[start DOCUMENT EXTRACT]
Bob came to my club and did a hour long session on the basics of his teaching and philosophy of fitness and how it relates to the golf swing and its performance.  My members thoroughly enjoyed the hour and wanted more.  I was impressed with his content and explanation.  My members were floored with his Q&A and his personal adaptation to their issues.  I was impressed with his interaction with attendants of the seminar.  If you are looking for someone to integrate your fitness program with the golf program, Bob is the guy to do it!  We will be booking Bob to come back to our club next spring.
Shannon Howell, PGA Head Golf Professional
Country Club of Sapphire Valley, Sapphire Valley, NC

"Bob Forman was fabulous!  He is a great presenter who shared some extremely valuable information related to how anatomical deficiencies such as: poor posture, flexibility, and balance impact our golf swing.  He not only shared what they are and how they impact the swing, but also demonstrated exercises to help correct them."
Ellen Gregory
EWGA-Wilmington, NC chapter

“Westchester is one of the Country’s largest private clubs with a membership that has high expectations for service and performance.  Bob Forman’s seminar on golf specific fitness and flexibility was extremely well received and motivated many of my members to begin a program of evaluation, exercise and follow-ups.  I highly recommend Bob for his knowledge, energy , and ability to connect with amateurs concerning golf fitness.”
[end DOCUMENT EXTRACT]
**SET TASKS**.
**a.** Copy the passage from the golf fitness testimonials word for word, from "Bob came to" up to and including "club next spring.".
**b.** In the golf fitness testimonials, which anatomical deficiencies does Ellen Gregory list as affecting the golf swing?
You won't need the rows for anything here.
[start ITEMS]
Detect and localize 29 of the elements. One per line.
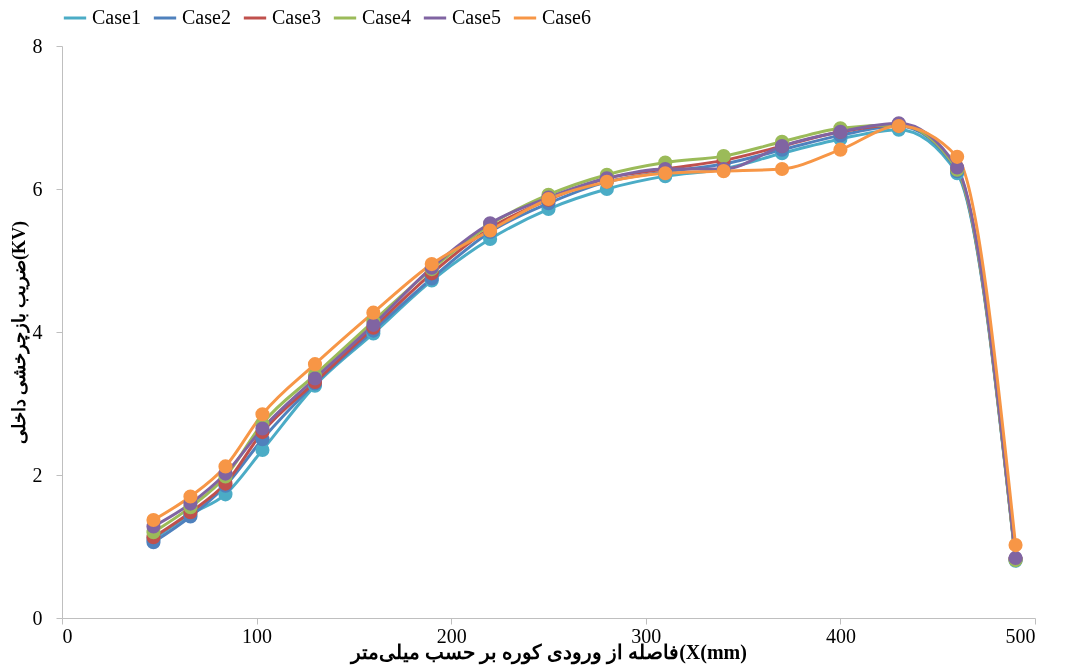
point [307, 357, 323, 372]
point [146, 512, 161, 528]
y-tick-label: 6 [32, 177, 43, 200]
legend-label: Case4 [362, 6, 411, 28]
point [774, 161, 790, 177]
y-tick-label: 0 [32, 606, 43, 629]
legend-label: Case5 [452, 6, 501, 28]
legend-label: Case3 [272, 6, 321, 28]
point [950, 149, 965, 164]
legend-label: Case6 [542, 6, 591, 28]
point [366, 305, 381, 320]
point [255, 421, 270, 436]
y-tick-label: 4 [32, 320, 43, 343]
legend-label: Case1 [92, 6, 141, 28]
x-tick-label: 100 [242, 624, 273, 647]
x-tick-label: 500 [1005, 624, 1036, 647]
point [833, 142, 848, 157]
point [183, 489, 198, 504]
point [716, 149, 731, 164]
y-axis-title: ضریب بازچرخشی داخلی(KV) [8, 221, 30, 444]
point [307, 371, 323, 386]
point [218, 459, 233, 474]
legend-label: Case2 [182, 6, 231, 28]
point [1008, 538, 1023, 553]
x-tick-label: 400 [825, 624, 856, 647]
x-tick-label: 0 [62, 624, 73, 647]
y-tick-label: 8 [32, 34, 43, 57]
y-tick-label: 2 [32, 463, 43, 486]
point [255, 407, 270, 422]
[end ITEMS]
**TASK-BY-TASK RESULTS**.
**a.**
Bob came to my club and did a hour long session on the basics of his teaching and philosophy of fitness and how it relates to the golf swing and its performance.  My members thoroughly enjoyed the hour and wanted more.  I was impressed with his content and explanation.  My members were floored with his Q&A and his personal adaptation to their issues.  I was impressed with his interaction with attendants of the seminar.  If you are looking for someone to integrate your fitness program with the golf program, Bob is the guy to do it!  We will be booking Bob to come back to our club next spring.

**b.** Poor posture, flexibility, and balance.